Stated problem = Search the data below for the string "color". Extract every line that contains it.

Dataset entries =

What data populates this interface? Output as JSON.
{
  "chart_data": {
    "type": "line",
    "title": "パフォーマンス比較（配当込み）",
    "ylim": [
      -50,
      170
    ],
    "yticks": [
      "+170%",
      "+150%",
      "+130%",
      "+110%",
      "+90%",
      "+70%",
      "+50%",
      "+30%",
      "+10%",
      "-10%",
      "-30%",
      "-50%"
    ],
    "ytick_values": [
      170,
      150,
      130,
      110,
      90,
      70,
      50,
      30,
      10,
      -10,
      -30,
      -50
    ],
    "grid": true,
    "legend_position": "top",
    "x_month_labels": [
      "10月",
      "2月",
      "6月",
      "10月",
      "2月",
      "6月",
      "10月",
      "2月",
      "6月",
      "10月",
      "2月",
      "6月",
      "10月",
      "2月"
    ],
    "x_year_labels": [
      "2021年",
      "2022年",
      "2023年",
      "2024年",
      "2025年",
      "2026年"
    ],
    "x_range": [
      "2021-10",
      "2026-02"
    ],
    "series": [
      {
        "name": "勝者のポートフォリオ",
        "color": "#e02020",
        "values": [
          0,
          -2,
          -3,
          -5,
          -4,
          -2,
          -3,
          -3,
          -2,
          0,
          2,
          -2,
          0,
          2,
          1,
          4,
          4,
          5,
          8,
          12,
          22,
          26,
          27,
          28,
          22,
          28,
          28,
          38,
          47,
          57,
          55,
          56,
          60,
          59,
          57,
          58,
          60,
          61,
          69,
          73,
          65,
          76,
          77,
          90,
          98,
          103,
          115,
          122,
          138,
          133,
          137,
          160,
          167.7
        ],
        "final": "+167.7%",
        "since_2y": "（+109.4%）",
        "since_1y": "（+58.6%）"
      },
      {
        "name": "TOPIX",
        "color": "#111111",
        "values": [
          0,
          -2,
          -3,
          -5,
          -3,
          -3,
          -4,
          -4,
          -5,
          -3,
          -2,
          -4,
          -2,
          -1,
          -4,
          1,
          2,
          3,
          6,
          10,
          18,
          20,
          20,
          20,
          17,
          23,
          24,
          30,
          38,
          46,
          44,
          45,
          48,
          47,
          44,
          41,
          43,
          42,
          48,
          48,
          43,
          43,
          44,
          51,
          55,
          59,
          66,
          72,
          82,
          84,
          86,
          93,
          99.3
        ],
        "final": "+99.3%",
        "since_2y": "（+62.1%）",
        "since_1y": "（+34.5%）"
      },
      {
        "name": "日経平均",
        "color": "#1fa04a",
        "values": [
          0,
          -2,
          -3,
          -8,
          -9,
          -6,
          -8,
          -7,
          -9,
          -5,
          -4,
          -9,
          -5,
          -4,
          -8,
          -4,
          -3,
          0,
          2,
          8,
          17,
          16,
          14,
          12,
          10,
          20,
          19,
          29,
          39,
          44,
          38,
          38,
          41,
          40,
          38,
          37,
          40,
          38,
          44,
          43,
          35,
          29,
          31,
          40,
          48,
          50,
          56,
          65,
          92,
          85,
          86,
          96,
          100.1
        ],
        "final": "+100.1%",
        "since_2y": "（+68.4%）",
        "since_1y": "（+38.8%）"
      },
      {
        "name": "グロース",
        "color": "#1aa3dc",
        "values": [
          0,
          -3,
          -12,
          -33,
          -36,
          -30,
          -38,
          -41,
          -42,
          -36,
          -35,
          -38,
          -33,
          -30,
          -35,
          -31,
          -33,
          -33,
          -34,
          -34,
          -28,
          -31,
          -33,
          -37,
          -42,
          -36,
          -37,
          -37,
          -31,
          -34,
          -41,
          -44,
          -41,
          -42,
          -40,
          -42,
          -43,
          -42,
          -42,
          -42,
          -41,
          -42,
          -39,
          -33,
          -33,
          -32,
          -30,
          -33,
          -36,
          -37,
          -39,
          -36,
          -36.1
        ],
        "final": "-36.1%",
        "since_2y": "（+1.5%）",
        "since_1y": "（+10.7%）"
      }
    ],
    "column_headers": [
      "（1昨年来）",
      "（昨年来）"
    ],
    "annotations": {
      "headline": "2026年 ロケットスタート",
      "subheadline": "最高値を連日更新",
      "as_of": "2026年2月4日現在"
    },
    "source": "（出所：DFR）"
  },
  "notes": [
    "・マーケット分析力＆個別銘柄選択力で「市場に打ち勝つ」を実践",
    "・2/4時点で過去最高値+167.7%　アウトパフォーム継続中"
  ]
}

==

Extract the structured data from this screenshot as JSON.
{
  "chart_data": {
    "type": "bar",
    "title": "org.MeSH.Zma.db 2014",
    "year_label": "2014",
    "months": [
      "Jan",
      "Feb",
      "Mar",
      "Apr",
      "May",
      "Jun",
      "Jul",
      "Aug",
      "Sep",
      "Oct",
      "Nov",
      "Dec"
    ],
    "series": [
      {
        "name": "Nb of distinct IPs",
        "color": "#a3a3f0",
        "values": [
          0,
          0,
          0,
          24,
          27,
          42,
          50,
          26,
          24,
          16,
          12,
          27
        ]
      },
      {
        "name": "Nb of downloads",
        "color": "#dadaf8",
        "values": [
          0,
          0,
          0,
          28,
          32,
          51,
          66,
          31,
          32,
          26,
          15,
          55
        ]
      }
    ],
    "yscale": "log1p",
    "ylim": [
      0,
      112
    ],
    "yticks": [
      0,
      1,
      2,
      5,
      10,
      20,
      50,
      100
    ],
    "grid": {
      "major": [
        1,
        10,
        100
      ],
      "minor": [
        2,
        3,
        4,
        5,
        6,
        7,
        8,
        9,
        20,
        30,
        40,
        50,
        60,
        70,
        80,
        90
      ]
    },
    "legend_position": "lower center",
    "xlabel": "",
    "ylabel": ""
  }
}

Exercise answer =
        "color": "#e02020",
        "color": "#111111",
        "color": "#1fa04a",
        "color": "#1aa3dc",
        "color": "#a3a3f0",
        "color": "#dadaf8",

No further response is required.